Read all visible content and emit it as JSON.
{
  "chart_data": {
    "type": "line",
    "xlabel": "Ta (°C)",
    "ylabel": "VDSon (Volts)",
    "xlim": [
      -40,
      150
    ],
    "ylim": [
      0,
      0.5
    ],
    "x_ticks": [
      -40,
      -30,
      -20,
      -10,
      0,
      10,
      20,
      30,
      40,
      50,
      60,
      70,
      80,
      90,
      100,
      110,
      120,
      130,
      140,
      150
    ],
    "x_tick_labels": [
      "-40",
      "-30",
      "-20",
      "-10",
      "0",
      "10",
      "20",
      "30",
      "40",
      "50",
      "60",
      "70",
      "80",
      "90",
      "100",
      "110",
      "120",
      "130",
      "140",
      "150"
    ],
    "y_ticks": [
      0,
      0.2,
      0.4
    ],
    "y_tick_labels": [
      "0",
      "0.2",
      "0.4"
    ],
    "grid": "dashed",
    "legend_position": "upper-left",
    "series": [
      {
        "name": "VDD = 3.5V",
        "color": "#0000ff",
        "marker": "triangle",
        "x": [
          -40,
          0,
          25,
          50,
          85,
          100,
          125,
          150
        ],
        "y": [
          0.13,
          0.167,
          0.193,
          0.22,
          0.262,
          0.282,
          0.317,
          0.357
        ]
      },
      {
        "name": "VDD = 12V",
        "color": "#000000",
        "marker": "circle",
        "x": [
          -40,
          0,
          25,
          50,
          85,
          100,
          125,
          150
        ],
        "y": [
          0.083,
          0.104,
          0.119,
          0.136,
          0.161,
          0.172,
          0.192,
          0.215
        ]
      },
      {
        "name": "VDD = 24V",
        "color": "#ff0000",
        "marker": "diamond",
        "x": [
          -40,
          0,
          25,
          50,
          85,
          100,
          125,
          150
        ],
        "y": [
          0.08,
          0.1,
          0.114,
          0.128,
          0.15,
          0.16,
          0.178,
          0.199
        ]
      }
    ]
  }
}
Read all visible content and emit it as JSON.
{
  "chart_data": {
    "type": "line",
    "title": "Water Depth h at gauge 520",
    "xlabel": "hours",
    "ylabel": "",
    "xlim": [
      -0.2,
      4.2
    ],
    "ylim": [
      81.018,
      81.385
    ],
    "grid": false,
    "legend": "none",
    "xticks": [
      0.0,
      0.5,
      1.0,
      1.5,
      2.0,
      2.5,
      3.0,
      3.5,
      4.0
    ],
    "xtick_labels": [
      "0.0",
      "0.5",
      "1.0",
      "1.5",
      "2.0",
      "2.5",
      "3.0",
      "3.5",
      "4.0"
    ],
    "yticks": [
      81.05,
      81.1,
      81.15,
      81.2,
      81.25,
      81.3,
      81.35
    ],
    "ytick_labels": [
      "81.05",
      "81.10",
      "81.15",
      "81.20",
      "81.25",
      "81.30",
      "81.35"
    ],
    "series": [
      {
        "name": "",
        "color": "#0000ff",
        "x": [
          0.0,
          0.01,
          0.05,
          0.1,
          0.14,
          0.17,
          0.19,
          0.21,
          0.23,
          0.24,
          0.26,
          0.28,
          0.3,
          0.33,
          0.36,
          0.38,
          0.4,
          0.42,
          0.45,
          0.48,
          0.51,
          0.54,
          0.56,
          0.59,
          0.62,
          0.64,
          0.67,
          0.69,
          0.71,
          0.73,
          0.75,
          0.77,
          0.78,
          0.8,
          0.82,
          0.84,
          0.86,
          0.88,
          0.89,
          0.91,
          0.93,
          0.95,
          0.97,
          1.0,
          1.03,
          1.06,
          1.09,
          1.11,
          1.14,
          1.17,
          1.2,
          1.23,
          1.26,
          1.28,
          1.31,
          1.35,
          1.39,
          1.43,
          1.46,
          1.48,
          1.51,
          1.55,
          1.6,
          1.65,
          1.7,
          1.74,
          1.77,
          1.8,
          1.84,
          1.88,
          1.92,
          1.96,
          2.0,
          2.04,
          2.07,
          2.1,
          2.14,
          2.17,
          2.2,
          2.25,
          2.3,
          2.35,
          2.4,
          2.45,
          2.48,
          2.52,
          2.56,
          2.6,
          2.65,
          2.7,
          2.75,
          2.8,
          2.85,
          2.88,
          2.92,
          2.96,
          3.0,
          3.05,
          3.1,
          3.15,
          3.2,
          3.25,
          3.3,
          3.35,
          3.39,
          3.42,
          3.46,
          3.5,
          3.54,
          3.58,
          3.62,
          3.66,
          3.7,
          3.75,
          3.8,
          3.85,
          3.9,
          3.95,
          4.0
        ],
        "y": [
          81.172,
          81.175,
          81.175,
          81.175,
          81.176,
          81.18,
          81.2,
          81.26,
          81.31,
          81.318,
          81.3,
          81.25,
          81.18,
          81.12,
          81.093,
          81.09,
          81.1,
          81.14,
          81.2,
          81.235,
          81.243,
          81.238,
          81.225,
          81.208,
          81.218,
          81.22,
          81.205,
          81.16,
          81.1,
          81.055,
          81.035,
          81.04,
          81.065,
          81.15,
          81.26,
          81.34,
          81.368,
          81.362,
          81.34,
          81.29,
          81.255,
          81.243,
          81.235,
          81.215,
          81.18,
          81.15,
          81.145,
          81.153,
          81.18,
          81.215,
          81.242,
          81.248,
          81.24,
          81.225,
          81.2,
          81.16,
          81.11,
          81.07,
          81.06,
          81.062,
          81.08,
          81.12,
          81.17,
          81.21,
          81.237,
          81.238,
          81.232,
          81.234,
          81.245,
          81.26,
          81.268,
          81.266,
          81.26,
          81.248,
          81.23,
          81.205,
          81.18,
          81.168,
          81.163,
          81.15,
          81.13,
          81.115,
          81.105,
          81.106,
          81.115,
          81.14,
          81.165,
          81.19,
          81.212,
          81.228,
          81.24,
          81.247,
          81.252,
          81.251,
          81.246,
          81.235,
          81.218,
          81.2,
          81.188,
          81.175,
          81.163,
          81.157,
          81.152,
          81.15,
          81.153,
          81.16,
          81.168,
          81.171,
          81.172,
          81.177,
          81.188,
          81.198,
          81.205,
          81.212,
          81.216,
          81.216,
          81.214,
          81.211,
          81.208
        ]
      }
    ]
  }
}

* * *

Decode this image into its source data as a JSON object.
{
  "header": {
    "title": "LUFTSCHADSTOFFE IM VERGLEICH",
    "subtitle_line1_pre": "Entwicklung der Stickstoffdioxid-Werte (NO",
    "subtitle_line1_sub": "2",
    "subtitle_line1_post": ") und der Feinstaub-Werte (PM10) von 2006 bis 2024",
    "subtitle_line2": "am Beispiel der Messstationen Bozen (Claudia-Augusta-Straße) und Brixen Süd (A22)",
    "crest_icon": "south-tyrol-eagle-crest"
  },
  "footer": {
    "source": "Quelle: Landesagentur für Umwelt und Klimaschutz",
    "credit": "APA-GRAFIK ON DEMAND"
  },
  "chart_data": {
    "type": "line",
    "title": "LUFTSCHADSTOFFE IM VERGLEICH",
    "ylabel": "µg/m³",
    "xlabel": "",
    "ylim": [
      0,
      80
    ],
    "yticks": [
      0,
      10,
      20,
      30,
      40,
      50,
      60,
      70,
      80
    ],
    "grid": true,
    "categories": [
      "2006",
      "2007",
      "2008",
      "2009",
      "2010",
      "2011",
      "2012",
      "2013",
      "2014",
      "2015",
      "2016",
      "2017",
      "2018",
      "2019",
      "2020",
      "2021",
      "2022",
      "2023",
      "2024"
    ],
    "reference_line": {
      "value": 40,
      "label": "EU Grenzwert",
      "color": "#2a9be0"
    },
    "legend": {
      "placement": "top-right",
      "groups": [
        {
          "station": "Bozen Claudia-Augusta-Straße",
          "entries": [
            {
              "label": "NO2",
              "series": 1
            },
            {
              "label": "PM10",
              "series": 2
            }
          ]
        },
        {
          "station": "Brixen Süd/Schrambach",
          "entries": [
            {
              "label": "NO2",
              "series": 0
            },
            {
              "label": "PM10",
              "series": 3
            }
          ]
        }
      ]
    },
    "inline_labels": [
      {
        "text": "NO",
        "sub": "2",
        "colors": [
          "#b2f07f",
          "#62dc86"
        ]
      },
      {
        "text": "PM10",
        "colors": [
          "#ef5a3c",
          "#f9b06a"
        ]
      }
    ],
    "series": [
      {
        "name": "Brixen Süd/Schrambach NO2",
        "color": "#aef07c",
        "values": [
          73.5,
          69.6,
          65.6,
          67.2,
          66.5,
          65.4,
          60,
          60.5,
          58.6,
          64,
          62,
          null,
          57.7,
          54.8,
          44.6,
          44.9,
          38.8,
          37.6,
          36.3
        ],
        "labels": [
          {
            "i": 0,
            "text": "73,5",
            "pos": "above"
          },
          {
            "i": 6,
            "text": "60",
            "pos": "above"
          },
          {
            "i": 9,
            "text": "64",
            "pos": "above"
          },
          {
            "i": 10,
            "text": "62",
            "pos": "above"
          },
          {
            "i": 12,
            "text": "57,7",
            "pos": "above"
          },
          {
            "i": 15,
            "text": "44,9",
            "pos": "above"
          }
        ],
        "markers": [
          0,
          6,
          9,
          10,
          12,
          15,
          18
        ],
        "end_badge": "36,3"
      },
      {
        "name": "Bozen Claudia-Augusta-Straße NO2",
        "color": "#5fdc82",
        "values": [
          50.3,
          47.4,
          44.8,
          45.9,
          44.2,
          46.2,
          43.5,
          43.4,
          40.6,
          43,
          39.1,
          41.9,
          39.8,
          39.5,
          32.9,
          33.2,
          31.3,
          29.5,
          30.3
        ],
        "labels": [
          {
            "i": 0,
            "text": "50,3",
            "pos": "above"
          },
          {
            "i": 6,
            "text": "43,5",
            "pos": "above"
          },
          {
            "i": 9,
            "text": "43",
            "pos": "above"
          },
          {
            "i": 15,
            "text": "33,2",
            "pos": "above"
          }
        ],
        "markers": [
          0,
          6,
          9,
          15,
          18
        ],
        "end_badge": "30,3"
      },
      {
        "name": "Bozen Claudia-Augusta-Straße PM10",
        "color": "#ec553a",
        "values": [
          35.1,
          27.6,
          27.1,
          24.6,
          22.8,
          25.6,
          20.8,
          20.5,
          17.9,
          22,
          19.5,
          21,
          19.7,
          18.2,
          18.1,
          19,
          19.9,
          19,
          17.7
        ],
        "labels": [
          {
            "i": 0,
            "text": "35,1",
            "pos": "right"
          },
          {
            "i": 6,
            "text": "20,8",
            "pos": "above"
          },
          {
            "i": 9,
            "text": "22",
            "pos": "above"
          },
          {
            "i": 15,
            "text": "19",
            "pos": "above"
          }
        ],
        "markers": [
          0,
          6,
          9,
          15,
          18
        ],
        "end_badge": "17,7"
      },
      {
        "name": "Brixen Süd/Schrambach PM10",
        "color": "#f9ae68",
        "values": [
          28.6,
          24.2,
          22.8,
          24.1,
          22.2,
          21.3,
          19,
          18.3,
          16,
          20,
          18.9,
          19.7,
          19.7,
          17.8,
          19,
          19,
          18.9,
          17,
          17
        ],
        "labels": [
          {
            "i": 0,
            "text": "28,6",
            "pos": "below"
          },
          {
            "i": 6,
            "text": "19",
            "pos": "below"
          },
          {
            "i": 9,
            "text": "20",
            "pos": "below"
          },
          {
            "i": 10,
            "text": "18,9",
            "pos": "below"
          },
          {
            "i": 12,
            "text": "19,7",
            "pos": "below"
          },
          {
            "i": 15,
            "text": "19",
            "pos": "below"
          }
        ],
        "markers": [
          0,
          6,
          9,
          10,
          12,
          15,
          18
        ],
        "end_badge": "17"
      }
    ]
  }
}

==

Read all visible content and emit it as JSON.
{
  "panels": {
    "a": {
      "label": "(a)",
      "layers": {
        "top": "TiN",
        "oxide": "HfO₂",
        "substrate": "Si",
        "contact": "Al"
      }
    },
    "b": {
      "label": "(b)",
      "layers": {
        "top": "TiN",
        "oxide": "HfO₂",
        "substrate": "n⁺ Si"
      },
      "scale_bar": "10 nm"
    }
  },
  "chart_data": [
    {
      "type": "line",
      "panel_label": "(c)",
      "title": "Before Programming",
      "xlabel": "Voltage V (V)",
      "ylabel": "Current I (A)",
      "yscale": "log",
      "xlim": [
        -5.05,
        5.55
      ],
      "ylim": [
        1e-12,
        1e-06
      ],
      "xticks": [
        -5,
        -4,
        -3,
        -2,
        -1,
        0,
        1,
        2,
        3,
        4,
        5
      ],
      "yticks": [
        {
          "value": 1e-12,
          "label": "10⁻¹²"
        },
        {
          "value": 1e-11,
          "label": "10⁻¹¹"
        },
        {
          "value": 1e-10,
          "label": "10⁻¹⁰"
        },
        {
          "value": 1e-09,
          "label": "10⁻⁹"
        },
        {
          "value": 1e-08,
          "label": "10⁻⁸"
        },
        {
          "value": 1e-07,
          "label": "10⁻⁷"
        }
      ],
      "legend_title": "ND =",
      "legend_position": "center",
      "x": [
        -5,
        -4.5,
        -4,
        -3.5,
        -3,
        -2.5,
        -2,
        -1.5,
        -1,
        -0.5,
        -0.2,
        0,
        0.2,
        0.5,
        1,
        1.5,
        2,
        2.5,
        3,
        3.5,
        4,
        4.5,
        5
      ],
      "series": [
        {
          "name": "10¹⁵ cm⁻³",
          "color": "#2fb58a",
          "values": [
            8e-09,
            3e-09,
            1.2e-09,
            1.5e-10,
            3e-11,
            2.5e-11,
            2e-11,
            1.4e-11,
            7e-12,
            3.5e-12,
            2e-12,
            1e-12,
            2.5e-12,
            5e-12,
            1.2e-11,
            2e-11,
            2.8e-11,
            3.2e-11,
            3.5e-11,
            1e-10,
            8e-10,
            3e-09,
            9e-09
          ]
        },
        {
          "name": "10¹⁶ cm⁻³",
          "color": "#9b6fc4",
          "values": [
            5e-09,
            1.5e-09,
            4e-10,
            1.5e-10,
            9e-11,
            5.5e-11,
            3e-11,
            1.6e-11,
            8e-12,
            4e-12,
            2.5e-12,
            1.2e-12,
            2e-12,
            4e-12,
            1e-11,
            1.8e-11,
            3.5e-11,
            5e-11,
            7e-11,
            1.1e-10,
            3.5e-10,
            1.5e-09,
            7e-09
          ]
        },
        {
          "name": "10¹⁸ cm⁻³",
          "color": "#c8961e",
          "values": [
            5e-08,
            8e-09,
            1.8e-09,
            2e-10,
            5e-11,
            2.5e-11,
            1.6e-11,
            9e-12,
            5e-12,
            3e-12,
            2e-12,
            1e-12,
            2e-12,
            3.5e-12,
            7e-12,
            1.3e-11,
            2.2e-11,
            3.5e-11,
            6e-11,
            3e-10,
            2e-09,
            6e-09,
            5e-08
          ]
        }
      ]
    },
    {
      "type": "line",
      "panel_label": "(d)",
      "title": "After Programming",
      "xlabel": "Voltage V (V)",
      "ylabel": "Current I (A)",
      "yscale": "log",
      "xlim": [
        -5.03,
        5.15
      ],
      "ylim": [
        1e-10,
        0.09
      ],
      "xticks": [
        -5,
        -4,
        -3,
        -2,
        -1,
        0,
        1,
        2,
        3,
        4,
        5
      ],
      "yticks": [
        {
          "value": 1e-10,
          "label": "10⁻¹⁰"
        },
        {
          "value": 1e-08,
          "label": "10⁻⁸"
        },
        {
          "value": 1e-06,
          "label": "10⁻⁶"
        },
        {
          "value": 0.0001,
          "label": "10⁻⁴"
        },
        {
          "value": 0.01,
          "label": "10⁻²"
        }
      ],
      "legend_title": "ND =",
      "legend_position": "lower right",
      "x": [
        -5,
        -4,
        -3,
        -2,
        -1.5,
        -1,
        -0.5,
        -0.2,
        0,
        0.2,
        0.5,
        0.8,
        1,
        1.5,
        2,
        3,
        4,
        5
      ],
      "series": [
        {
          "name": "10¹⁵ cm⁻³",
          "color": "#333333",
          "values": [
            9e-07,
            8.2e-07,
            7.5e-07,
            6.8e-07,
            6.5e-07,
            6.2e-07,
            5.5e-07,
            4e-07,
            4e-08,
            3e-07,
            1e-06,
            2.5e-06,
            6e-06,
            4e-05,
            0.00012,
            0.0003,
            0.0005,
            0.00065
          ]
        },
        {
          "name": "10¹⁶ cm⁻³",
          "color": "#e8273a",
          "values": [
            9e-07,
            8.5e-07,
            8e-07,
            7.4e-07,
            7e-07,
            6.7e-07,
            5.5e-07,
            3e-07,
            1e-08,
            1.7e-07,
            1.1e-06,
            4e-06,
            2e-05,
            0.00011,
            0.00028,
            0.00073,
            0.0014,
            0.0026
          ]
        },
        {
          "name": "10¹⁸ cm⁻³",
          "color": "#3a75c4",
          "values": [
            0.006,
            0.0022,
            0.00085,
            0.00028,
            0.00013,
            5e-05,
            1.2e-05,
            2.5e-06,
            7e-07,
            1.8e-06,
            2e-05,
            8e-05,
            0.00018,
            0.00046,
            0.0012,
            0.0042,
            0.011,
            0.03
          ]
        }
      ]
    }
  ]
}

* **YOUR OBJECTIVE**
Pull every line containing "ylabel" from the material above.

* **TASK ANSWER**
    "ylabel": "VDSon (Volts)",
    "ylabel": "",
    "ylabel": "µg/m³",
      "ylabel": "Current I (A)",
      "ylabel": "Current I (A)",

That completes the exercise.